EXERCISE: Using the listing below, copy every line that mentions "过E作AB的垂线".
═════ DATA FOR PROCESSING
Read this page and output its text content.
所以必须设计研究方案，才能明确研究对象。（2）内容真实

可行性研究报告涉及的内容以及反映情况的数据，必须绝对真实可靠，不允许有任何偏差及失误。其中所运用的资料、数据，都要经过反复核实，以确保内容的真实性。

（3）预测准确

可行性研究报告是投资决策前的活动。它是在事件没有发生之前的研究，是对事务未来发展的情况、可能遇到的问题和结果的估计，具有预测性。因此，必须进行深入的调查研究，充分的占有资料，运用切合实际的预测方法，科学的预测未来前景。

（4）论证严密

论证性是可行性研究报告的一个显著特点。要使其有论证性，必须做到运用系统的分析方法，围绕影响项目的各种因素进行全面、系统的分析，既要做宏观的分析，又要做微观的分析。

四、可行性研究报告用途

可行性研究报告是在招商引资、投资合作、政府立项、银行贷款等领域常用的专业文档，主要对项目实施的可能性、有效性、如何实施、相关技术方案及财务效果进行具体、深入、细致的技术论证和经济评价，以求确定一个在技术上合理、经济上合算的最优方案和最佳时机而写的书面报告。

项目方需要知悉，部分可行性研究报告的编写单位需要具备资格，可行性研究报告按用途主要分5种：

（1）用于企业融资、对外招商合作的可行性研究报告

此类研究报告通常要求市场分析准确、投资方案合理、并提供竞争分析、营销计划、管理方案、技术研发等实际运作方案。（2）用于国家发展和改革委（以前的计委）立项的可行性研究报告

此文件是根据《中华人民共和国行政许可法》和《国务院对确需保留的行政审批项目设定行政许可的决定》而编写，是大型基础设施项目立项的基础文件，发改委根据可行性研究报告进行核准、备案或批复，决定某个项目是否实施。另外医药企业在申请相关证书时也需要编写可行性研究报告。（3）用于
══════════
═════ DATA FOR PROCESSING
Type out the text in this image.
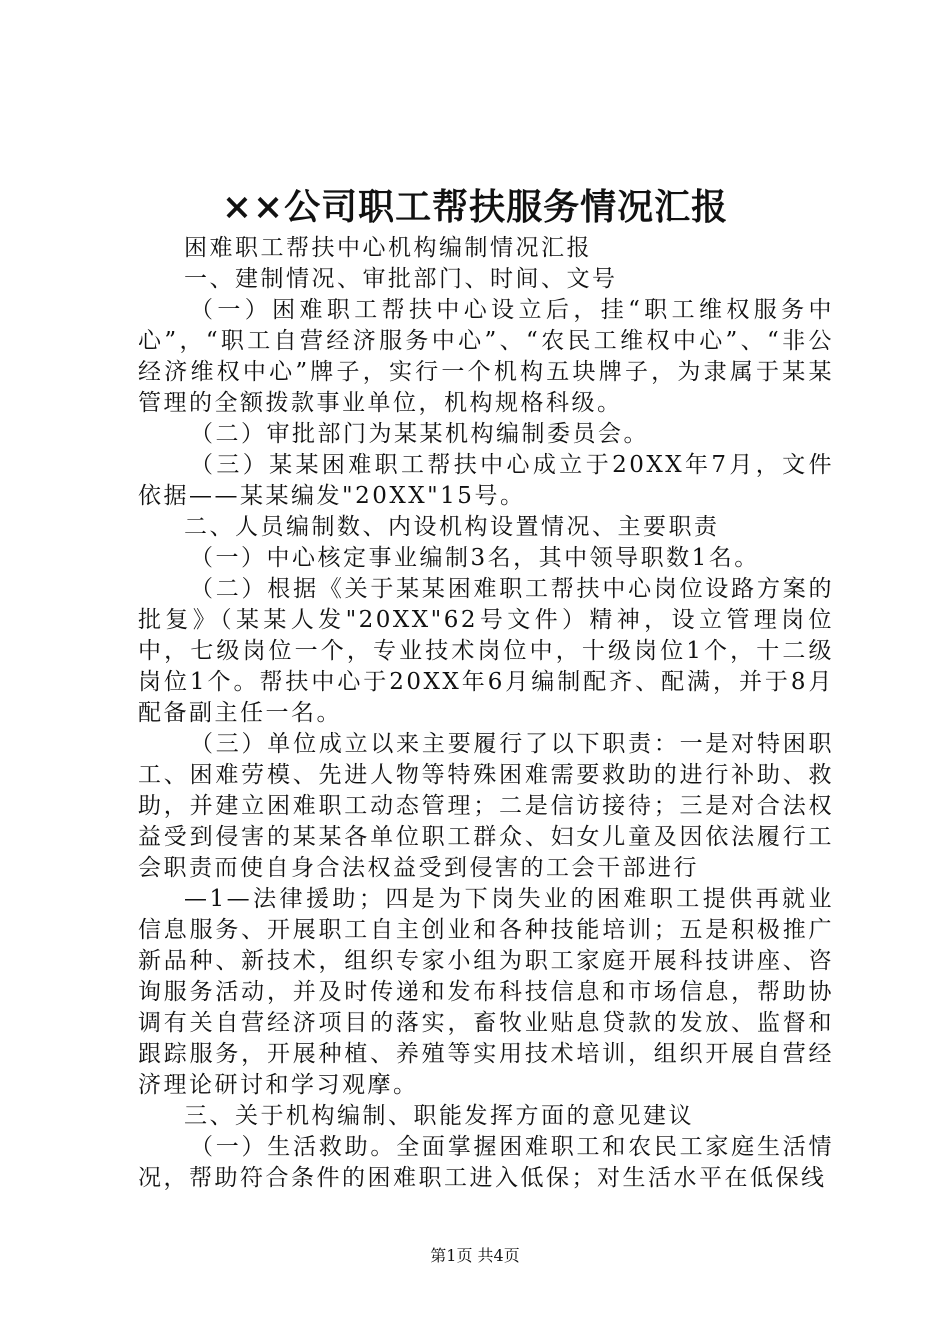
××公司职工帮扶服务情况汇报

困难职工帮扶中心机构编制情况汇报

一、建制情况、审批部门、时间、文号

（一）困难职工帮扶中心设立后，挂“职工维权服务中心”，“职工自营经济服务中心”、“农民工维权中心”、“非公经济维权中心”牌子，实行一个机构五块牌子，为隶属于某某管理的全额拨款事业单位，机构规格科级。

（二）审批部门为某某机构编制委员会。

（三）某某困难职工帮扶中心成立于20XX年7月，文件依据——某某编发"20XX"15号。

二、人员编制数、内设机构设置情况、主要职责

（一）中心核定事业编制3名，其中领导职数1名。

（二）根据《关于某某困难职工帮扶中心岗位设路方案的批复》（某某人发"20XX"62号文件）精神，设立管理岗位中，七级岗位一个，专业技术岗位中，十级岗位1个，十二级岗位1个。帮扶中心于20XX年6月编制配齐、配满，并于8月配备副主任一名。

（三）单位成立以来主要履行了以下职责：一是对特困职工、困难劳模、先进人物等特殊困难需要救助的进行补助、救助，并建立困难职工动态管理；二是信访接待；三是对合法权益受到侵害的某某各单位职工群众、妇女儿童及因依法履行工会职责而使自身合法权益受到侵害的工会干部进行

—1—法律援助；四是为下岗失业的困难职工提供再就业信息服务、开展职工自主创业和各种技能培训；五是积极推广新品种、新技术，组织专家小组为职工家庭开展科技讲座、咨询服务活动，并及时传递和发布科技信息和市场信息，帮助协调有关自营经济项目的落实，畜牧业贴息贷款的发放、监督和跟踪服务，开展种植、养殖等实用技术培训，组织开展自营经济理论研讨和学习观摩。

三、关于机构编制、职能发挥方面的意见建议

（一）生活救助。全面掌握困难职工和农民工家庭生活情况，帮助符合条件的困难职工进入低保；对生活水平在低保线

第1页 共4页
══════════
═════ DATA FOR PROCESSING
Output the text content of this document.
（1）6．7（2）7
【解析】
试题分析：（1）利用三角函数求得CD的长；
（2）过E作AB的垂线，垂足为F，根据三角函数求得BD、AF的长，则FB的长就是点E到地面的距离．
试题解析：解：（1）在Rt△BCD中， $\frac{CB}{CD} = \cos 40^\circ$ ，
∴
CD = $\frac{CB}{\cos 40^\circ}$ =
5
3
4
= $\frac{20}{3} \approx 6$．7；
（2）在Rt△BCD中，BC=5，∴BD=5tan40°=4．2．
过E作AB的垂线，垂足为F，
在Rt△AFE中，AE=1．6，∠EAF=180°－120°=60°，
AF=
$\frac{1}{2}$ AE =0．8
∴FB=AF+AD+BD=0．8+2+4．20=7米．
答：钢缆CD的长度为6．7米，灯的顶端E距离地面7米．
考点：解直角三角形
══════════
ANSWER TO THIS EXERCISE:
（2）过E作AB的垂线，垂足为F，根据三角函数求得BD、AF的长，则FB的长就是点E到地面的距离．
过E作AB的垂线，垂足为F，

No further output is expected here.